=== Exercise instructions ===
Quote all of the data below exactly, please.

=== Provided material ===
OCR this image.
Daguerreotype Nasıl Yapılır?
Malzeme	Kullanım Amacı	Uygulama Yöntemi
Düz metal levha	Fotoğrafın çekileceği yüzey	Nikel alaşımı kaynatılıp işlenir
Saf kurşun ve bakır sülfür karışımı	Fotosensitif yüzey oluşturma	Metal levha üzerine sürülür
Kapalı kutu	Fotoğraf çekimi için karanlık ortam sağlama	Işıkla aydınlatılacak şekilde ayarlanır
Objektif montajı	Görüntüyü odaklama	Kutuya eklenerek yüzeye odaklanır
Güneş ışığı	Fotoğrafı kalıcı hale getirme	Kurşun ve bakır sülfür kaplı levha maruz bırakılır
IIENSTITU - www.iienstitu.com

=== The reply ===
OCR this image.
Daguerreotype Nasıl Yapılır?
Malzeme	Kullanım Amacı	Uygulama Yöntemi
Düz metal levha	Fotoğrafın çekileceği yüzey	Nikel alaşımı kaynatılıp işlenir
Saf kurşun ve bakır sülfür karışımı	Fotosensitif yüzey oluşturma	Metal levha üzerine sürülür
Kapalı kutu	Fotoğraf çekimi için karanlık ortam sağlama	Işıkla aydınlatılacak şekilde ayarlanır
Objektif montajı	Görüntüyü odaklama	Kutuya eklenerek yüzeye odaklanır
Güneş ışığı	Fotoğrafı kalıcı hale getirme	Kurşun ve bakır sülfür kaplı levha maruz bırakılır
IIENSTITU - www.iienstitu.com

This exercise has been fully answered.